▸ **Items listed in a dataset**:
§

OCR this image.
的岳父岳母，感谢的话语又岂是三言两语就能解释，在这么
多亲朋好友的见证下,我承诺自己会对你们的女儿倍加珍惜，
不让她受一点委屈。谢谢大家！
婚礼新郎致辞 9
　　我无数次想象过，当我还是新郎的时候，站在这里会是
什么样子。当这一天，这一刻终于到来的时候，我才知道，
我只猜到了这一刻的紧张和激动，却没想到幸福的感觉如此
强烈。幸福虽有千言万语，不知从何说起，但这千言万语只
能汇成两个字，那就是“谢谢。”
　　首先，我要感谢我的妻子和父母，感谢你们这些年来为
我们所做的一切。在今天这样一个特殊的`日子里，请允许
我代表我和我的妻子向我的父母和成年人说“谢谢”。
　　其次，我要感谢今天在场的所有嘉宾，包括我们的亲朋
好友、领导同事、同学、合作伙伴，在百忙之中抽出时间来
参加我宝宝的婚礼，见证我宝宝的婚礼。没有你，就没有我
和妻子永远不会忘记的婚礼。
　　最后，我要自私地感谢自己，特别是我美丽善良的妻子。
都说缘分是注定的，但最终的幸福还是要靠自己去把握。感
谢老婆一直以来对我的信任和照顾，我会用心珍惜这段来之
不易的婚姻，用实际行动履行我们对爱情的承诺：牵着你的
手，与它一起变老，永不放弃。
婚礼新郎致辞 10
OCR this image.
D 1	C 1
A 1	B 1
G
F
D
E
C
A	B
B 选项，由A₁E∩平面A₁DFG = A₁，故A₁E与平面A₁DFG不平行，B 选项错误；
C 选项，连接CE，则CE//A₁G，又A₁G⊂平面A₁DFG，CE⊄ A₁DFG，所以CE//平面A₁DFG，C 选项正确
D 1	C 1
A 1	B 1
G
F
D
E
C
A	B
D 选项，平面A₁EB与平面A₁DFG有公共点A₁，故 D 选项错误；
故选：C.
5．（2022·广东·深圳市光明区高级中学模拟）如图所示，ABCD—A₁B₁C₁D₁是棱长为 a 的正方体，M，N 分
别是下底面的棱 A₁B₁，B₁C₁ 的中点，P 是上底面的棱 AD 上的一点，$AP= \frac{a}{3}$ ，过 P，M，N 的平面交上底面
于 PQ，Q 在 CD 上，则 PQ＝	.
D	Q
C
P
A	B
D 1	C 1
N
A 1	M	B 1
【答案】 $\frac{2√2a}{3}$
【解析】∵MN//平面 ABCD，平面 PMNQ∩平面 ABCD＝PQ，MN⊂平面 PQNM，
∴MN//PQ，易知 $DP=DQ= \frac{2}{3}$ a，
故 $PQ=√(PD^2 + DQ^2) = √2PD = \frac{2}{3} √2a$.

§

▸ **Exercise details**:
Recopy the whole listing exactly.

▸ **Answer**:
OCR this image.
的岳父岳母，感谢的话语又岂是三言两语就能解释，在这么
多亲朋好友的见证下,我承诺自己会对你们的女儿倍加珍惜，
不让她受一点委屈。谢谢大家！
婚礼新郎致辞 9
　　我无数次想象过，当我还是新郎的时候，站在这里会是
什么样子。当这一天，这一刻终于到来的时候，我才知道，
我只猜到了这一刻的紧张和激动，却没想到幸福的感觉如此
强烈。幸福虽有千言万语，不知从何说起，但这千言万语只
能汇成两个字，那就是“谢谢。”
　　首先，我要感谢我的妻子和父母，感谢你们这些年来为
我们所做的一切。在今天这样一个特殊的`日子里，请允许
我代表我和我的妻子向我的父母和成年人说“谢谢”。
　　其次，我要感谢今天在场的所有嘉宾，包括我们的亲朋
好友、领导同事、同学、合作伙伴，在百忙之中抽出时间来
参加我宝宝的婚礼，见证我宝宝的婚礼。没有你，就没有我
和妻子永远不会忘记的婚礼。
　　最后，我要自私地感谢自己，特别是我美丽善良的妻子。
都说缘分是注定的，但最终的幸福还是要靠自己去把握。感
谢老婆一直以来对我的信任和照顾，我会用心珍惜这段来之
不易的婚姻，用实际行动履行我们对爱情的承诺：牵着你的
手，与它一起变老，永不放弃。
婚礼新郎致辞 10
OCR this image.
D 1	C 1
A 1	B 1
G
F
D
E
C
A	B
B 选项，由A₁E∩平面A₁DFG = A₁，故A₁E与平面A₁DFG不平行，B 选项错误；
C 选项，连接CE，则CE//A₁G，又A₁G⊂平面A₁DFG，CE⊄ A₁DFG，所以CE//平面A₁DFG，C 选项正确
D 1	C 1
A 1	B 1
G
F
D
E
C
A	B
D 选项，平面A₁EB与平面A₁DFG有公共点A₁，故 D 选项错误；
故选：C.
5．（2022·广东·深圳市光明区高级中学模拟）如图所示，ABCD—A₁B₁C₁D₁是棱长为 a 的正方体，M，N 分
别是下底面的棱 A₁B₁，B₁C₁ 的中点，P 是上底面的棱 AD 上的一点，$AP= \frac{a}{3}$ ，过 P，M，N 的平面交上底面
于 PQ，Q 在 CD 上，则 PQ＝	.
D	Q
C
P
A	B
D 1	C 1
N
A 1	M	B 1
【答案】 $\frac{2√2a}{3}$
【解析】∵MN//平面 ABCD，平面 PMNQ∩平面 ABCD＝PQ，MN⊂平面 PQNM，
∴MN//PQ，易知 $DP=DQ= \frac{2}{3}$ a，
故 $PQ=√(PD^2 + DQ^2) = √2PD = \frac{2}{3} √2a$.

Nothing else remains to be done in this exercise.